## Written task
Output the full listing word for word.

## Dataset records
········

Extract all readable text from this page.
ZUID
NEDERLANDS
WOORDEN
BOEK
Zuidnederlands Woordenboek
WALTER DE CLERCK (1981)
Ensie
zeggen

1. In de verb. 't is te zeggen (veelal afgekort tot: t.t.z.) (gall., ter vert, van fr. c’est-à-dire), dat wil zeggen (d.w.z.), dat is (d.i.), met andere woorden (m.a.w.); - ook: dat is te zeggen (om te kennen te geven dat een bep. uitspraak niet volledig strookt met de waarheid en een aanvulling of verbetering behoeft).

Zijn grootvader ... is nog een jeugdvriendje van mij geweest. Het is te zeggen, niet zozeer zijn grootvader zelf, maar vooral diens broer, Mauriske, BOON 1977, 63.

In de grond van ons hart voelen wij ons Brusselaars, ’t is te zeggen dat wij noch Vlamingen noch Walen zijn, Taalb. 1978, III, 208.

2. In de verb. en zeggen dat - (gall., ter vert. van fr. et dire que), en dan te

········

## Task result
Extract all readable text from this page.
ZUID
NEDERLANDS
WOORDEN
BOEK
Zuidnederlands Woordenboek
WALTER DE CLERCK (1981)
Ensie
zeggen

1. In de verb. 't is te zeggen (veelal afgekort tot: t.t.z.) (gall., ter vert, van fr. c’est-à-dire), dat wil zeggen (d.w.z.), dat is (d.i.), met andere woorden (m.a.w.); - ook: dat is te zeggen (om te kennen te geven dat een bep. uitspraak niet volledig strookt met de waarheid en een aanvulling of verbetering behoeft).

Zijn grootvader ... is nog een jeugdvriendje van mij geweest. Het is te zeggen, niet zozeer zijn grootvader zelf, maar vooral diens broer, Mauriske, BOON 1977, 63.

In de grond van ons hart voelen wij ons Brusselaars, ’t is te zeggen dat wij noch Vlamingen noch Walen zijn, Taalb. 1978, III, 208.

2. In de verb. en zeggen dat - (gall., ter vert. van fr. et dire que), en dan te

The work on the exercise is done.